__Document segment__
All of this continues to
translate into a highly favorable outlook for the US Dollar, which we
expect will be the primary beneficiary from safe haven flows going
forward. The Franc and Yen are no longer viable options and the ongoing
deterioration within the broader global macro economy demands a flight
to safety back into the highly liquid US Dollar. While the following
argument isn’t necessarily relevant right now, we also see the US Dollar
in a position to benefit on any upside reversal to global growth
prospects, with the rebound in the global economy to likely force a
material narrowing in yield differentials back in favor of the buck as
the Fed looks to reverse its ultra accommodative policy.
Looking ahead, the calendar
is exceptionally light in North America, with the only release coming in
the form of NAHB housing due at 14:00GMT. US equity futures are
tracking a good deal lower and point to an open of some 1.50% in the
red. Commodity market price action is jiving well with familiar
correlations and market themes with oil a good deal softer and gold
managing to find some renewed safe-haven bids.
ECONOMIC CALENDAR
TECHNICAL OUTLOOK
EUR/USD:
The sharp pullback below the July lows and establishment below the
200-Day SMA solidifies the prospects for the carving of a major lower
top on the monthly chart which now ultimately projects additional
declines down towards the 1.2000 area over the coming weeks and months.

__Problem statement__
Rewrite the paragraph beginning "Looking ahead, the calendar" in the market commentary above as a short bulleted list that keeps its main facts.

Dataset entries
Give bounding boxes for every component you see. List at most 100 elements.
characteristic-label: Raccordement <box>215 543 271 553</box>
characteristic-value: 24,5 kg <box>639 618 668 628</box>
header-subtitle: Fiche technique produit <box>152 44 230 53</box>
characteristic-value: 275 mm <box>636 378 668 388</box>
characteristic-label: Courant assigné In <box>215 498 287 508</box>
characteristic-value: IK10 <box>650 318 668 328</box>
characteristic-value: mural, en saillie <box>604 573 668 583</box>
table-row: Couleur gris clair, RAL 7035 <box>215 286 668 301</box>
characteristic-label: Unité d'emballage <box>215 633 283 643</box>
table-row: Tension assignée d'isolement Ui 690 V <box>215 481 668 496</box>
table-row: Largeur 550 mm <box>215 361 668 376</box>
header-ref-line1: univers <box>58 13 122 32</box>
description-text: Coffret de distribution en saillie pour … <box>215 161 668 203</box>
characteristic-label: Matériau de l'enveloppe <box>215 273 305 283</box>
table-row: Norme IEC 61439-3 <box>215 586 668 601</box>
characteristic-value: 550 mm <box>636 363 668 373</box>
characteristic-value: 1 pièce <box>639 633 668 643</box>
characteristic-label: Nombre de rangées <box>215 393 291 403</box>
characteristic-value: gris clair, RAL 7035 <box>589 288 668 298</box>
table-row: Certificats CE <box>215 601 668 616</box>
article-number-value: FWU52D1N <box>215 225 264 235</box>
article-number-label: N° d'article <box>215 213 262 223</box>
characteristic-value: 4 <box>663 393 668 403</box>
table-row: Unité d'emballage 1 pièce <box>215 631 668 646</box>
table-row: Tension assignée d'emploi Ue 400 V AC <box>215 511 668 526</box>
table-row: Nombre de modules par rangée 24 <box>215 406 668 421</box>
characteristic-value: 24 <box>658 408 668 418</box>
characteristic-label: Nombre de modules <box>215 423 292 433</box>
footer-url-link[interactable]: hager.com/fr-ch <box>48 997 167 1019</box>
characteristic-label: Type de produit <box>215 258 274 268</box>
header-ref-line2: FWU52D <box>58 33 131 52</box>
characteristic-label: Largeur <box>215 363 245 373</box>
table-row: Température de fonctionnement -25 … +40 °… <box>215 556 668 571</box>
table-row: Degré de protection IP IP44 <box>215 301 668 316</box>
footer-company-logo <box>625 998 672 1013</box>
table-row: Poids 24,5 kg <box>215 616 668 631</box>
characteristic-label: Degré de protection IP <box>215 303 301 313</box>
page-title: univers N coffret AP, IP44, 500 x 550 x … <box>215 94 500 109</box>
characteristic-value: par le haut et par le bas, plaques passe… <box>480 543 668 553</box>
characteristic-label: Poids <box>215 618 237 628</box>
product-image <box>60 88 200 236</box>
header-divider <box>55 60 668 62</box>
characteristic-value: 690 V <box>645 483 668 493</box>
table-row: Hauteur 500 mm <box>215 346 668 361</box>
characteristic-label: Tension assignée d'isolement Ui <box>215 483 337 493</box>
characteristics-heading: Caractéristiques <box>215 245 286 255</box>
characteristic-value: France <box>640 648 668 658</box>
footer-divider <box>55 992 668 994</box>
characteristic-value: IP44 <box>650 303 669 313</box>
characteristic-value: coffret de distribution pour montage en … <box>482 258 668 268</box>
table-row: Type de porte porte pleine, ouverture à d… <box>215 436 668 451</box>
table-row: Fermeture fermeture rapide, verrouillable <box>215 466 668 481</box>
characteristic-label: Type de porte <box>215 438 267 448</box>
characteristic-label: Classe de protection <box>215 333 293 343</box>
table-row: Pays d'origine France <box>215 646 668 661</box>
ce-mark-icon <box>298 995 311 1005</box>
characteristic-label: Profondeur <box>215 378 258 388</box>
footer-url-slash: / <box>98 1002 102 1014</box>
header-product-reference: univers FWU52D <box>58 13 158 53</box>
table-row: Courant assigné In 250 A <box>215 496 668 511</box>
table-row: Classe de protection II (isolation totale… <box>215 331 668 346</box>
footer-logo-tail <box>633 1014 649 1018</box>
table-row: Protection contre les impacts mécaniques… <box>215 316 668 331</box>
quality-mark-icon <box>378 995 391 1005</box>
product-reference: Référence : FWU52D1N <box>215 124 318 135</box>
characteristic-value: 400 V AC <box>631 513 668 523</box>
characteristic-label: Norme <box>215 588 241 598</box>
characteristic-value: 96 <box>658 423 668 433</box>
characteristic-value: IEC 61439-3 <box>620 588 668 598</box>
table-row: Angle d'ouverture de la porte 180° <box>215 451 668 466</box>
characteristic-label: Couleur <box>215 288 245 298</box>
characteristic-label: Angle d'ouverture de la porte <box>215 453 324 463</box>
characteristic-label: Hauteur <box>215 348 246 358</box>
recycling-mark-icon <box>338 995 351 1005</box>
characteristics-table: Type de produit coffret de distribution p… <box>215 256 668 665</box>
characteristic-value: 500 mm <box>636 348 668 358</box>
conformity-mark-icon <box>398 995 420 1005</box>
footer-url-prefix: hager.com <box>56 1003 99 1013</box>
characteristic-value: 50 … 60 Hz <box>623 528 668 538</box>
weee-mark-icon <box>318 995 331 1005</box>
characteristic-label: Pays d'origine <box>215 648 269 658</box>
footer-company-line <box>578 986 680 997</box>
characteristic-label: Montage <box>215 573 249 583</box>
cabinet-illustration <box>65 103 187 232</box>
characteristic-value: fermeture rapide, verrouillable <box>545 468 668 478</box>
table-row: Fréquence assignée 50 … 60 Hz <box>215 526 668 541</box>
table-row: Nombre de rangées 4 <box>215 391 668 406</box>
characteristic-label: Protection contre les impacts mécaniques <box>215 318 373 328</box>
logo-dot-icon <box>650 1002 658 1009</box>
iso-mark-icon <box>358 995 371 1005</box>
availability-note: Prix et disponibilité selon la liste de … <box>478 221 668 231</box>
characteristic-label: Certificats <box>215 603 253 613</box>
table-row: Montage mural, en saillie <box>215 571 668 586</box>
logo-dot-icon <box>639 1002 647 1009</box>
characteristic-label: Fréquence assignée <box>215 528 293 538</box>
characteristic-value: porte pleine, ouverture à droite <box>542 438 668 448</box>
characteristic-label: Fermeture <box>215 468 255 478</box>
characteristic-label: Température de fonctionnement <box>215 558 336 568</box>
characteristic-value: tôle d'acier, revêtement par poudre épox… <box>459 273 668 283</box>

__Finished task__
- The North American calendar is exceptionally light. Its only release is NAHB housing, due at 14:00GMT.
- US equity futures are tracking a good deal lower and point to an open about 1.50% in the red.
- Commodity price action fits familiar correlations and market themes. Oil is a good deal softer, and gold is finding renewed safe-haven bids.